### The exercise
Copy each line of the records that holds the string "high".

### Given records
------

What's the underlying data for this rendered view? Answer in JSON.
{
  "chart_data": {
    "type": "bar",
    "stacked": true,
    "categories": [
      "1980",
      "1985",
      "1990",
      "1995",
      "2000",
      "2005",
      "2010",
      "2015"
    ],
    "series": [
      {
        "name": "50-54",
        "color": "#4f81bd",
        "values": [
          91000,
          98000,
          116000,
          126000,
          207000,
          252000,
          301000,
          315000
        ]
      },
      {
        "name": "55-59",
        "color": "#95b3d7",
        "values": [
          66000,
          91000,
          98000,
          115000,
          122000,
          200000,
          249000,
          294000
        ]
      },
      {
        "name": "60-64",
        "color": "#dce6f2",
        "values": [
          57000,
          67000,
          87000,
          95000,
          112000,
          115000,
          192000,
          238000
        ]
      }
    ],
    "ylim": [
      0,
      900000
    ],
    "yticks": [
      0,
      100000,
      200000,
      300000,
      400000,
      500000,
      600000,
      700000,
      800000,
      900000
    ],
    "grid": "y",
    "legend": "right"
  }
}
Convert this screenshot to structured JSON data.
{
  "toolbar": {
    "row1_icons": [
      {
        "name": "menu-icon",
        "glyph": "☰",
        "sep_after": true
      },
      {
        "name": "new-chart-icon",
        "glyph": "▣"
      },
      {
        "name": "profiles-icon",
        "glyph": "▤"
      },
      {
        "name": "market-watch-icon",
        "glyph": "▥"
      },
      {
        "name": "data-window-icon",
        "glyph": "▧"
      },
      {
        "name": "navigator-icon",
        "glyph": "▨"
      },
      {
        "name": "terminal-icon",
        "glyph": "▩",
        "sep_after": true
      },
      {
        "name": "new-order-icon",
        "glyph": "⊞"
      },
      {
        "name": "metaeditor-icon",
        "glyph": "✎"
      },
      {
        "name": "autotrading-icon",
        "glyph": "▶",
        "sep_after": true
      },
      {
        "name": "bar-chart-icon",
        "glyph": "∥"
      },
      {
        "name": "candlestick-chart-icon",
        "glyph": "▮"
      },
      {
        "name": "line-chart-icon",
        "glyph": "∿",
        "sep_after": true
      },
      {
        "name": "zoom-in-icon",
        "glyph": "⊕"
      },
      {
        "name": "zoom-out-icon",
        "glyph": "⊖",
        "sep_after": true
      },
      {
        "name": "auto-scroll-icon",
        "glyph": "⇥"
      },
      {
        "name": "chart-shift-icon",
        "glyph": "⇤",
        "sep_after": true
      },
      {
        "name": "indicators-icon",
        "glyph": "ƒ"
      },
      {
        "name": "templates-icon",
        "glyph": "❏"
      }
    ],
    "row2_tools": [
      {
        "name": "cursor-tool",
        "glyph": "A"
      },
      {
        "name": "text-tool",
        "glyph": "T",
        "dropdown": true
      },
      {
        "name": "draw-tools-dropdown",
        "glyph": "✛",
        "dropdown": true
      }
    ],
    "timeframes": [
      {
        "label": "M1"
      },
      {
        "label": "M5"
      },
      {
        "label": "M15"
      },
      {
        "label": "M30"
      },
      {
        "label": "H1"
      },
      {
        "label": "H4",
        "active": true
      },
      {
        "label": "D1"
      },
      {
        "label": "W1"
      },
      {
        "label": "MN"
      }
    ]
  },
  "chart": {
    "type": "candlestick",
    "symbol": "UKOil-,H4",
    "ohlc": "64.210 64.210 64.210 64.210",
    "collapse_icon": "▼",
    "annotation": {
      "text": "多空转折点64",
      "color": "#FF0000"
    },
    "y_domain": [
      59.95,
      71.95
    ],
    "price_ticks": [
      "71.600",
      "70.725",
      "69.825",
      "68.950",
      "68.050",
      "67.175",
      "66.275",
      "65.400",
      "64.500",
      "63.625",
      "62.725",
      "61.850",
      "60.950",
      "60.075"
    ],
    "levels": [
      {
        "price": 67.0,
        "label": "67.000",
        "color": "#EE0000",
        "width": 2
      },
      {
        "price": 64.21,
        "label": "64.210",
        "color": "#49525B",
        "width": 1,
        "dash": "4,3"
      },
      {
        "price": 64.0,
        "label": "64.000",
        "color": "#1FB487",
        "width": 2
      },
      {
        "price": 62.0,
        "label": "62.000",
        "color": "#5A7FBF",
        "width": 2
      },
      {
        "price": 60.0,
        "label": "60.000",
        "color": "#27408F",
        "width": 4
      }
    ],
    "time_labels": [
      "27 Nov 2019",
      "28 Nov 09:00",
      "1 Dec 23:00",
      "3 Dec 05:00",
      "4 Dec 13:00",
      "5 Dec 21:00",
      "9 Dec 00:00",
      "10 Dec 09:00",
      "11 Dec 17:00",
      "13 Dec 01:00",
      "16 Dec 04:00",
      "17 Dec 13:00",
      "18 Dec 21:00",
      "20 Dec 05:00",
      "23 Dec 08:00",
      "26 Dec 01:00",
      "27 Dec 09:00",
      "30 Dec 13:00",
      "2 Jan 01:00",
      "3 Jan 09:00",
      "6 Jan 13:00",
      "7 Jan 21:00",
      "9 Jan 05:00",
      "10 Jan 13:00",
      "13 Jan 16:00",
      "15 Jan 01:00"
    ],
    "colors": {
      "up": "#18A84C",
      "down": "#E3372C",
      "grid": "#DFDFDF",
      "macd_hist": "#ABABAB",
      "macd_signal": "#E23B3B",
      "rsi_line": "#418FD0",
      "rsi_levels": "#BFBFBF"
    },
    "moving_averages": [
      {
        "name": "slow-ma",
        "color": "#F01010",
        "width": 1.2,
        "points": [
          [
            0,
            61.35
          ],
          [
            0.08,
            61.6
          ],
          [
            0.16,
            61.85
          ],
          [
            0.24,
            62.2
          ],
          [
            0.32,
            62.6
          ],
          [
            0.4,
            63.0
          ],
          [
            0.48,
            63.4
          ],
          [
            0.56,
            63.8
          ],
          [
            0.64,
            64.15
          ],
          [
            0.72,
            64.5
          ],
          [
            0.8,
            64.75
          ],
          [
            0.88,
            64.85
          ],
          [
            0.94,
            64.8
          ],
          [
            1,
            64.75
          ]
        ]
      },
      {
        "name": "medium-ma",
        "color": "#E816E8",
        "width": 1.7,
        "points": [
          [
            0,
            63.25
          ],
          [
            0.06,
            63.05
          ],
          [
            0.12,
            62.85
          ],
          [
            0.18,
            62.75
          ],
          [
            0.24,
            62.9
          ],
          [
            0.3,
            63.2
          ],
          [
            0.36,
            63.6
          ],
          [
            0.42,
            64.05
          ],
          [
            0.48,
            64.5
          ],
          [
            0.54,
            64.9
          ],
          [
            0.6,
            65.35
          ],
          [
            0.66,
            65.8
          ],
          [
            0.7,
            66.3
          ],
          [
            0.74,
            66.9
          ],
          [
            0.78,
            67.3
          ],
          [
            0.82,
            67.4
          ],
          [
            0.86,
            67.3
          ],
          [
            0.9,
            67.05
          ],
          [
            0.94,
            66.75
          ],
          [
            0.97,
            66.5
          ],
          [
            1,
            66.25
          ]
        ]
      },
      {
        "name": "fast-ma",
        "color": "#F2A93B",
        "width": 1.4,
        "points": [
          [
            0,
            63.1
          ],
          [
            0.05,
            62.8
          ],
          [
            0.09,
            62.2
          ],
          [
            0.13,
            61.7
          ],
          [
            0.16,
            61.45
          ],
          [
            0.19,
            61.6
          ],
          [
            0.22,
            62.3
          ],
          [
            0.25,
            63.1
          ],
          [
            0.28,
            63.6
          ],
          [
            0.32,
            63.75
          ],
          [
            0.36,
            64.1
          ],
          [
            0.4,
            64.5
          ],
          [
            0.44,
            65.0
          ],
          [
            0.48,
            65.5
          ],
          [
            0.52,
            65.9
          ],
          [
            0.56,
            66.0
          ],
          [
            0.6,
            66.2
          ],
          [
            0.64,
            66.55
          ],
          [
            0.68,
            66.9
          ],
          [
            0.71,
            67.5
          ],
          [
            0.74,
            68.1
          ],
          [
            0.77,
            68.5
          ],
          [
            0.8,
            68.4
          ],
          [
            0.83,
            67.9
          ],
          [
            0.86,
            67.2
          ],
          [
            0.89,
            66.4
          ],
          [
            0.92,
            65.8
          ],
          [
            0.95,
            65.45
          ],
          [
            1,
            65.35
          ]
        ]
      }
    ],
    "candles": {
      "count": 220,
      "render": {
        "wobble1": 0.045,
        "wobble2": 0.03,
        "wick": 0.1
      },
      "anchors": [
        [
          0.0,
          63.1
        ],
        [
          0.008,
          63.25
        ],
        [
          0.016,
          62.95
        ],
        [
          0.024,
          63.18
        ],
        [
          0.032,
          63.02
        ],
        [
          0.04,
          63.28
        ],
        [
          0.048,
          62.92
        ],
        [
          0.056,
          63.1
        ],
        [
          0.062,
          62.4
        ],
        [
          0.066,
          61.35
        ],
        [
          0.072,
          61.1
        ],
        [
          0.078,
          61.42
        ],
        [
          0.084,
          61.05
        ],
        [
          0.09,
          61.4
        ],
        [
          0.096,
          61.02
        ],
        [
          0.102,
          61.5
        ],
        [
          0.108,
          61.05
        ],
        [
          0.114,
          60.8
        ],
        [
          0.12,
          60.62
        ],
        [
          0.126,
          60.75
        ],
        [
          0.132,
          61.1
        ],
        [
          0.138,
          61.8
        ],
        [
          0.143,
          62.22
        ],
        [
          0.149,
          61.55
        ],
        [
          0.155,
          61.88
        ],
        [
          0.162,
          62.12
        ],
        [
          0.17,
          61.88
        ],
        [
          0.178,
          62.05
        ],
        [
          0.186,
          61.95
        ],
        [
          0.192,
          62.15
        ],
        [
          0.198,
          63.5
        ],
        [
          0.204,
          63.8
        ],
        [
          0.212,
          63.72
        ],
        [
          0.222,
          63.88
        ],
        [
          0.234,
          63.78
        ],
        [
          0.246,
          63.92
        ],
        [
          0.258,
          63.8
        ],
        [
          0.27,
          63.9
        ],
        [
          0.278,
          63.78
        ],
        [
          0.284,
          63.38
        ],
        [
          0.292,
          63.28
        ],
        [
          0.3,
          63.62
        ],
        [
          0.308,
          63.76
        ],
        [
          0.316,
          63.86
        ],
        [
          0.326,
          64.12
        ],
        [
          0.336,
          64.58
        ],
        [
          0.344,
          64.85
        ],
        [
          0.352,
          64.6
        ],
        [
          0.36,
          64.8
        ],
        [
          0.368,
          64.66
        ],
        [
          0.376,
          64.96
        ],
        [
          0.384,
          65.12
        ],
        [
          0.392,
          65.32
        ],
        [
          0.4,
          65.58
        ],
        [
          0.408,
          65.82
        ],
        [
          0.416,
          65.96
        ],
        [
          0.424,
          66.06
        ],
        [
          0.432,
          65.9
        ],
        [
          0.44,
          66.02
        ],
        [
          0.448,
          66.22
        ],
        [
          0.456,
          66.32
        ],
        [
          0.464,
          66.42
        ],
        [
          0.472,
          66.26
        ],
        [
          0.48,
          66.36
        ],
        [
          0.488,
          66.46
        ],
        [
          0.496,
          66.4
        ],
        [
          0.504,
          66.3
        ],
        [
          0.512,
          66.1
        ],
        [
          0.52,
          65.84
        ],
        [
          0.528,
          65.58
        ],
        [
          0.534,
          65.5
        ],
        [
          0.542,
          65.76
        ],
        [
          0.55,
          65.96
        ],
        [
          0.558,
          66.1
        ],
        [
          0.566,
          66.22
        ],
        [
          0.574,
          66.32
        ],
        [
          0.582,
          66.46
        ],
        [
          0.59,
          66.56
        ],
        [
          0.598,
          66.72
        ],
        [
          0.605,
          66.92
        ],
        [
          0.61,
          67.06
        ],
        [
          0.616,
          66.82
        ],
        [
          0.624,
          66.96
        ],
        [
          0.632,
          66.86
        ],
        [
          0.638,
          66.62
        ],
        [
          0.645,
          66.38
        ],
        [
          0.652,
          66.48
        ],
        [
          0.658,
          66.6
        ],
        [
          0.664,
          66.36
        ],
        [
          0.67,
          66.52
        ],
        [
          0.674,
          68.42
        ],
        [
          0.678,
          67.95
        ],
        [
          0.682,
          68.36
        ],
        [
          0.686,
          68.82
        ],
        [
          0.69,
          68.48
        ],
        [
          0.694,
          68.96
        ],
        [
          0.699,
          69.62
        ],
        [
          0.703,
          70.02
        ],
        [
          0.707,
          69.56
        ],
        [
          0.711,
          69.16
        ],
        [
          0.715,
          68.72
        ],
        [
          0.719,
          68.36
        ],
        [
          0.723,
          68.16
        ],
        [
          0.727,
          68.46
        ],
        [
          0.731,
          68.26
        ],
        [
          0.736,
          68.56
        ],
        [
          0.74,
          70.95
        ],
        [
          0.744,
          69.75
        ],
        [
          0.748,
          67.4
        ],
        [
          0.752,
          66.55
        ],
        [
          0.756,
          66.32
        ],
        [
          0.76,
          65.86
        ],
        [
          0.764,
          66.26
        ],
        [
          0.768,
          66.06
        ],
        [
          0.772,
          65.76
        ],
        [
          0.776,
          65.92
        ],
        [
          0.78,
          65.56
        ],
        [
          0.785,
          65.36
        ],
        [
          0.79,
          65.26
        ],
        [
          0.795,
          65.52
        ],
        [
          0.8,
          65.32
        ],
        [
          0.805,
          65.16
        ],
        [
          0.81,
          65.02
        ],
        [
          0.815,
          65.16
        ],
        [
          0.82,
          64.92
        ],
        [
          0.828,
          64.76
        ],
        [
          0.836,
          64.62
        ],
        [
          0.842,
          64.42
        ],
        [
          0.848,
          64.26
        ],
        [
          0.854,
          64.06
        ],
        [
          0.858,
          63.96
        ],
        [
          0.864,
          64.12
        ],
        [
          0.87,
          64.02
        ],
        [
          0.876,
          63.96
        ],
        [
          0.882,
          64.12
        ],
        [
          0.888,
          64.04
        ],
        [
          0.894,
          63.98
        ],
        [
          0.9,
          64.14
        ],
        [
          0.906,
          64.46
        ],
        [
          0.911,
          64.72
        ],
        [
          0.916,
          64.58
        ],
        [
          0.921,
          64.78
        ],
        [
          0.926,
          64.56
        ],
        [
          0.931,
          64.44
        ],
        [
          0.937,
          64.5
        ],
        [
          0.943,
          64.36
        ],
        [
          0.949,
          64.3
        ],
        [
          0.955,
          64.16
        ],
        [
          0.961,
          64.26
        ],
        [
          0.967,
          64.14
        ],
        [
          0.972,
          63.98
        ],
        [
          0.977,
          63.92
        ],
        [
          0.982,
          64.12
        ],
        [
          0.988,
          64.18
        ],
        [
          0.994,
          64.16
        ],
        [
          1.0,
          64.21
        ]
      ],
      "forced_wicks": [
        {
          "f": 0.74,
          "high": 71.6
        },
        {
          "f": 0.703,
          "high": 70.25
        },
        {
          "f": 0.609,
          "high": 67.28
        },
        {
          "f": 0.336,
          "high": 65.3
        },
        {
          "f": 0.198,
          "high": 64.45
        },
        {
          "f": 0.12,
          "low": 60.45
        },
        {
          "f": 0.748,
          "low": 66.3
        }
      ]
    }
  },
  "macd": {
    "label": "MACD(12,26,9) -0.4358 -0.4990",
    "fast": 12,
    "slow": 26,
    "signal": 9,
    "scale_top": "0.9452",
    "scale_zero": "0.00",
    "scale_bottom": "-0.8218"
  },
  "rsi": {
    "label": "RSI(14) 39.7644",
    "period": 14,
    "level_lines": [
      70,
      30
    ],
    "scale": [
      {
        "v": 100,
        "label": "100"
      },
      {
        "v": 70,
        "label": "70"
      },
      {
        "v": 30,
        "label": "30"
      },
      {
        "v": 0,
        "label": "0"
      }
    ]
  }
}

------

### Answer to the task
          "high": 71.6
          "high": 70.25
          "high": 67.28
          "high": 65.3
          "high": 64.45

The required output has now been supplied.